**Data for the task**

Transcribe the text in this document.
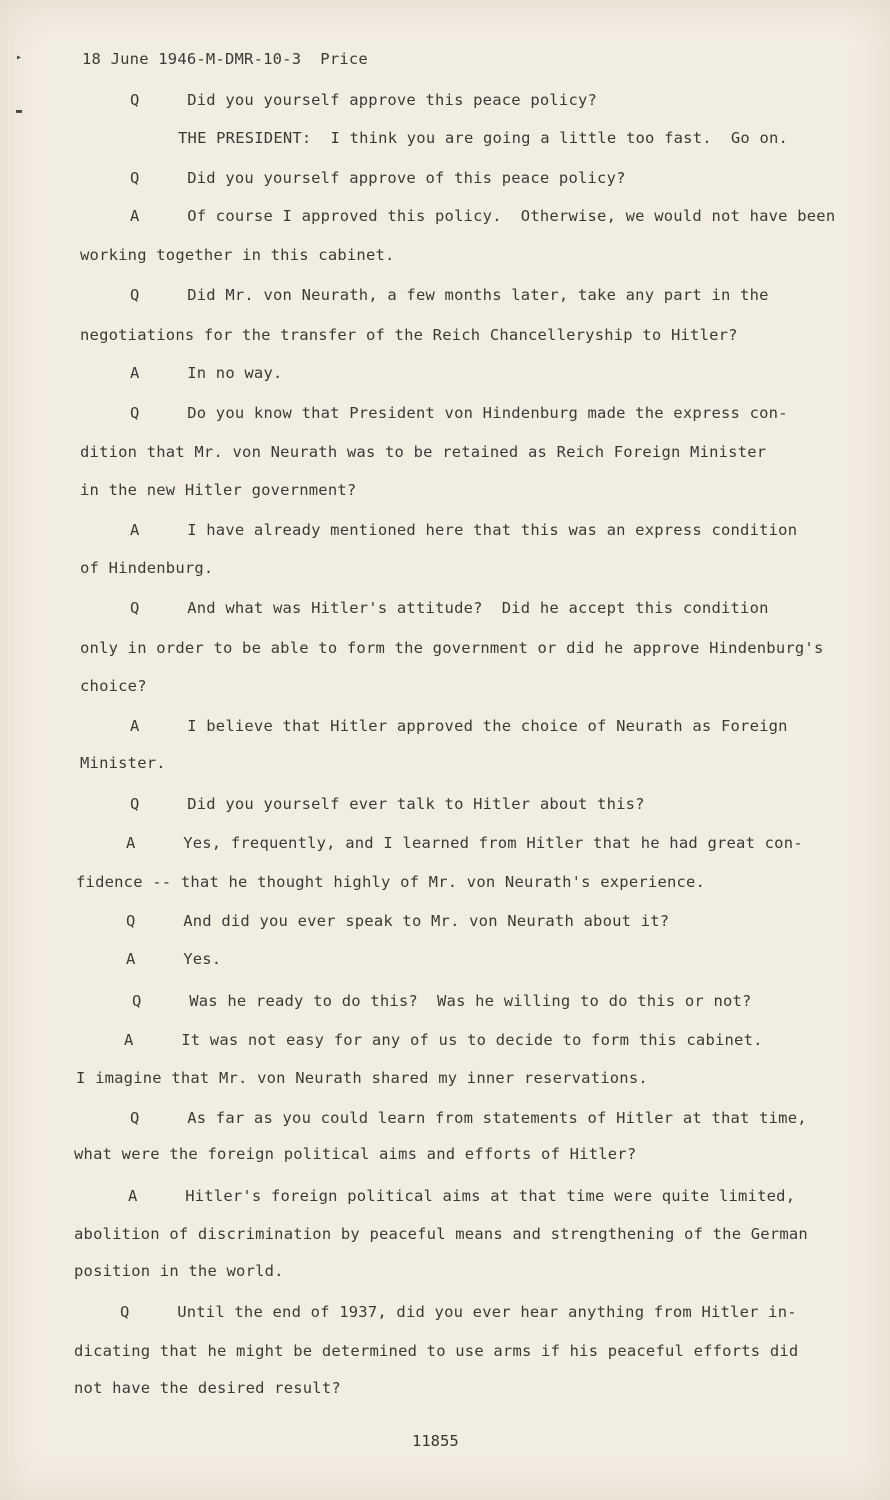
▸
▬
18 June 1946-M-DMR-10-3  Price
Q     Did you yourself approve this peace policy?
THE PRESIDENT:  I think you are going a little too fast.  Go on.
Q     Did you yourself approve of this peace policy?
A     Of course I approved this policy.  Otherwise, we would not have been
working together in this cabinet.
Q     Did Mr. von Neurath, a few months later, take any part in the
negotiations for the transfer of the Reich Chancelleryship to Hitler?
A     In no way.
Q     Do you know that President von Hindenburg made the express con-
dition that Mr. von Neurath was to be retained as Reich Foreign Minister
in the new Hitler government?
A     I have already mentioned here that this was an express condition
of Hindenburg.
Q     And what was Hitler's attitude?  Did he accept this condition
only in order to be able to form the government or did he approve Hindenburg's
choice?
A     I believe that Hitler approved the choice of Neurath as Foreign
Minister.
Q     Did you yourself ever talk to Hitler about this?
A     Yes, frequently, and I learned from Hitler that he had great con-
fidence -- that he thought highly of Mr. von Neurath's experience.
Q     And did you ever speak to Mr. von Neurath about it?
A     Yes.
Q     Was he ready to do this?  Was he willing to do this or not?
A     It was not easy for any of us to decide to form this cabinet.
I imagine that Mr. von Neurath shared my inner reservations.
Q     As far as you could learn from statements of Hitler at that time,
what were the foreign political aims and efforts of Hitler?
A     Hitler's foreign political aims at that time were quite limited,
abolition of discrimination by peaceful means and strengthening of the German
position in the world.
Q     Until the end of 1937, did you ever hear anything from Hitler in-
dicating that he might be determined to use arms if his peaceful efforts did
not have the desired result?
11855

**Work to do**
Return all the lines that contain the string "political".

**Exercise response**
what were the foreign political aims and efforts of Hitler?
A     Hitler's foreign political aims at that time were quite limited,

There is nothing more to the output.